◆ Instructions to follow ◆
Every line below that includes the word "Year" needs to be copied.

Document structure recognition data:

-------------------------

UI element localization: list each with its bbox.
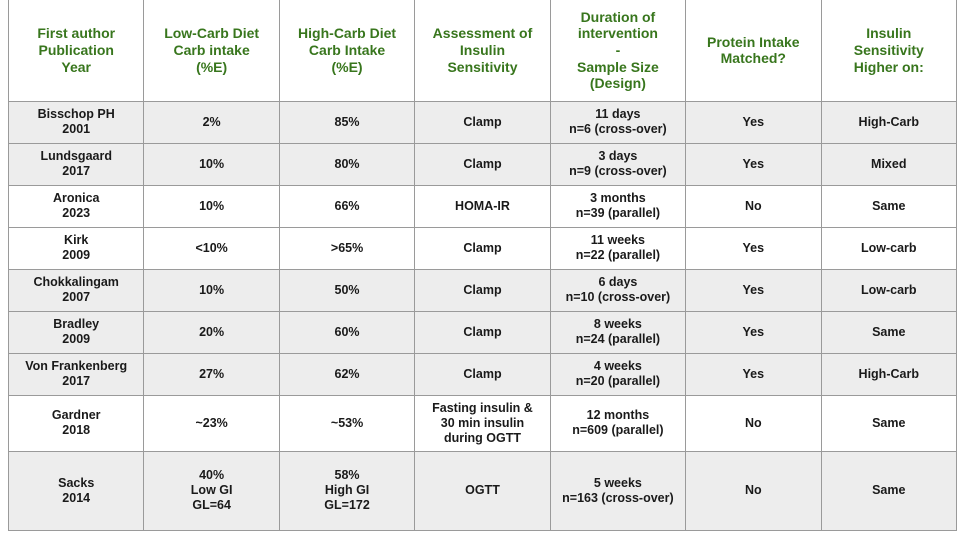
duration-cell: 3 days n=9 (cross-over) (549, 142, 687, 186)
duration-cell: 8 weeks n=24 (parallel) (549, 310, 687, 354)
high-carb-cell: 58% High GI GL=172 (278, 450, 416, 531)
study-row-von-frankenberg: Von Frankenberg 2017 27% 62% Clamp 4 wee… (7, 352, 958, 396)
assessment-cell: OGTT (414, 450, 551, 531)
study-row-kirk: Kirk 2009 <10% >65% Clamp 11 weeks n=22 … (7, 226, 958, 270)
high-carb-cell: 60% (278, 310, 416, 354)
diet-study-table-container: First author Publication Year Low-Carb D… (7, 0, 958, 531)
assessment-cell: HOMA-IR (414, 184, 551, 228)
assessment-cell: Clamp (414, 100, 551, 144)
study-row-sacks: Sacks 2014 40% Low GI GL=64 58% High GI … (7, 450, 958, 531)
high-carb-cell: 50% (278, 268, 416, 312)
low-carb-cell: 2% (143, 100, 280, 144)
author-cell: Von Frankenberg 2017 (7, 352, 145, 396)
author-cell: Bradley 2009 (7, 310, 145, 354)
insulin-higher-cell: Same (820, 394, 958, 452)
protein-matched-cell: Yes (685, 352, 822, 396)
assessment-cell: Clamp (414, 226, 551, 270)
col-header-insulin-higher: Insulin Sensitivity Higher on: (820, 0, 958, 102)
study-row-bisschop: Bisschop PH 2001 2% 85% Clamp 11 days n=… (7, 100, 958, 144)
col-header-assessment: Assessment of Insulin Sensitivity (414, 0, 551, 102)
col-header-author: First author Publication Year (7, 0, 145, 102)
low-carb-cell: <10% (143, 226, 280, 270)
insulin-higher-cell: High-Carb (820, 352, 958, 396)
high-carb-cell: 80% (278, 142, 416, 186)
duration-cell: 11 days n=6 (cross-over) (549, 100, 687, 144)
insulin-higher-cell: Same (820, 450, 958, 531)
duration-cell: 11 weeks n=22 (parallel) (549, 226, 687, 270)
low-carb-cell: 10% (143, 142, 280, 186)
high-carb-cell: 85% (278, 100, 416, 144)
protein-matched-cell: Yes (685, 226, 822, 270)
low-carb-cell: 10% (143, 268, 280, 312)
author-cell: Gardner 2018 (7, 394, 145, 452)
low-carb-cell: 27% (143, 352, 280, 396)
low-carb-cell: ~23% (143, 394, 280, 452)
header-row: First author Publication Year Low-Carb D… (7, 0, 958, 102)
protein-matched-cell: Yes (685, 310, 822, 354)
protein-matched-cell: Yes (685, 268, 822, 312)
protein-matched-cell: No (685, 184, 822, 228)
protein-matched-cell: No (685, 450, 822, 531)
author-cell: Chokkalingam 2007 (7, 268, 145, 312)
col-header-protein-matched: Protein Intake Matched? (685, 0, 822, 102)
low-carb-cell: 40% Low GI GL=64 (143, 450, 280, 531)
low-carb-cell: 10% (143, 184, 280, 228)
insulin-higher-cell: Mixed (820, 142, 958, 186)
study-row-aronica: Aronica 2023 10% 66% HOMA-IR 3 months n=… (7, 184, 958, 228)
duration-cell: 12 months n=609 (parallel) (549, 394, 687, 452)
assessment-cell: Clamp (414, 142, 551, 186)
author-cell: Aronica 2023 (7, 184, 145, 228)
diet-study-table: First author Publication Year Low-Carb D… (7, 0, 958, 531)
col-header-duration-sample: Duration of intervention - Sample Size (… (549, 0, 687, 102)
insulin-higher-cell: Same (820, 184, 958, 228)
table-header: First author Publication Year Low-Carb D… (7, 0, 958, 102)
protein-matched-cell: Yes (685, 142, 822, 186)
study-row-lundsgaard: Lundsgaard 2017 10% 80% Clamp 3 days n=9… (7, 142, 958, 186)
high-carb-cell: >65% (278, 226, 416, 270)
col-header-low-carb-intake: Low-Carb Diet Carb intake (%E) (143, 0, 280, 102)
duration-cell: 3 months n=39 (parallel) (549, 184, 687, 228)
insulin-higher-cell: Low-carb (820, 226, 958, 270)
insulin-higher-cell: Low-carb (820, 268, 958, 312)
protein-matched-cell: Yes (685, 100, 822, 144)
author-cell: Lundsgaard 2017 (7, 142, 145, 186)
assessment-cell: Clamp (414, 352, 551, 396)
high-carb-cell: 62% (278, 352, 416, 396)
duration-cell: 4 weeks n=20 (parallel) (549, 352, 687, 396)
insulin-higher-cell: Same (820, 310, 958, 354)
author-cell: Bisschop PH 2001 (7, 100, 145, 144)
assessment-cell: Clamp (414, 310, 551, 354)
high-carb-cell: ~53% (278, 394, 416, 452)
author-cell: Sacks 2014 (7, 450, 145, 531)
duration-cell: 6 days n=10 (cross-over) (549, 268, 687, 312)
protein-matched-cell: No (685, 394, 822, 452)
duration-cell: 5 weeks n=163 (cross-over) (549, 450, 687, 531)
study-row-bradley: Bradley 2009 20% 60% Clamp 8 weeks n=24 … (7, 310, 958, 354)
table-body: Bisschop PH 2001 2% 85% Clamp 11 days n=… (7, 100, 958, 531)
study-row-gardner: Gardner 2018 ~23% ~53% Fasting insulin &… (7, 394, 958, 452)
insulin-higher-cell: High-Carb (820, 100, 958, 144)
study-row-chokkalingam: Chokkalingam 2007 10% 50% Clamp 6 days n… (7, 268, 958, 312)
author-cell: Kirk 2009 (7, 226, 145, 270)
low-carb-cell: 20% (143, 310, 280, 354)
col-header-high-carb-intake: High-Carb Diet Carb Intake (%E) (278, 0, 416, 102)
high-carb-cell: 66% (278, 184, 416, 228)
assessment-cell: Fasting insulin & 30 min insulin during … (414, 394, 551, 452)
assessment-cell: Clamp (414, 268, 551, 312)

-------------------------

◆ Task result ◆
diet-study-table-container: First author Publication Year Low-Carb D… (7, 0, 958, 531)
col-header-author: First author Publication Year (7, 0, 145, 102)
header-row: First author Publication Year Low-Carb D… (7, 0, 958, 102)
diet-study-table: First author Publication Year Low-Carb D… (7, 0, 958, 531)
table-header: First author Publication Year Low-Carb D… (7, 0, 958, 102)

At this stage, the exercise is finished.